Written request: For the gib strip thread below, answer yes or no to whether each statement agrees with it, and quote the words that decide it: (a) the lathe was bought over the summer; (b) the wear line on the gib looks deep; (c) the second post says the screws sit too low.

— start Text to read —

# Having a problem with a gib strip



## kd5ahl (Dec 28, 2009)

:help:

I have a Micro Mark 7 x 14 lathe that I purchased over the summer.

I recently disassembled the cross slide from the saddle to lap the dovetails and noticed a funny thing about my gib strip.

See the illustration below







No matter what I try, I can't seem get the gib strip to engage any more than what is depicted.

I confess, I can't recall how the gib was engaged when I got the lathe, It has always been accurate enough for my needs until recently when it started chattering more than normal. I decided to try and remove as much play as possible - hence the lapping endeavour.

What would you recommend I do to correct the issue? I can't imagine the orientation of the gib is normal, it seems it would suffer excessive wear.

In fact I can see a wear line on the gib at the contact point, it seems to be very shallow.

Thanks in advance!


----------



## gadget_lover (Dec 28, 2009)

Good question. I've always assumed the gib was supposed to lie flat against the saddle's dovetail. 

If that's true, the screws are way too high, not hitting near the center of the gib.

— end Text to read —
— start Source excerpt —

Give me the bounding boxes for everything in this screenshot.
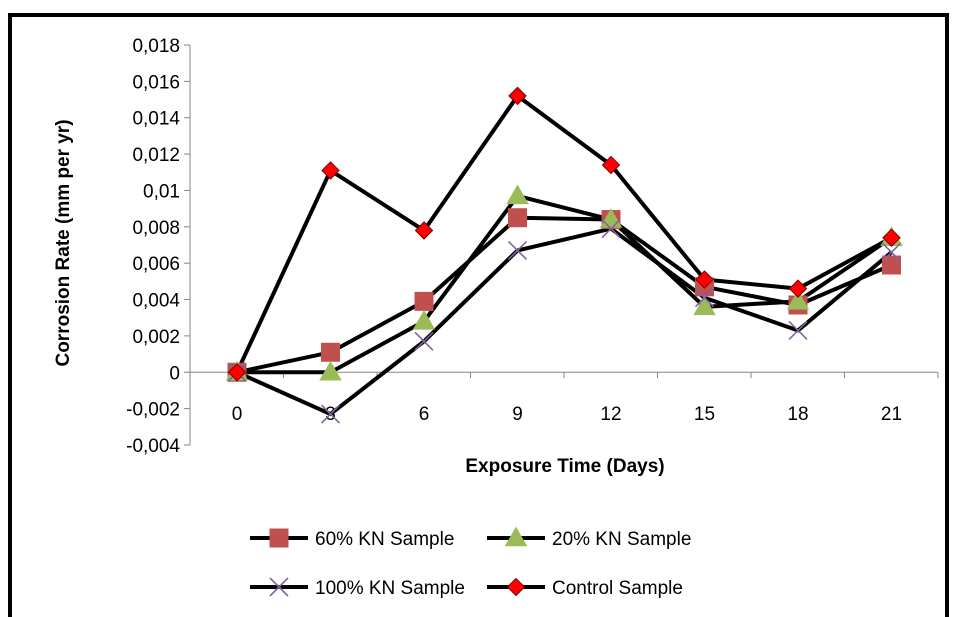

— end Source excerpt —

The result:
(a) Yes: "I have a Micro Mark 7 x 14 lathe that I purchased over the summer."
(b) No: "it seems to be very shallow."
(c) No: "the screws are way too high"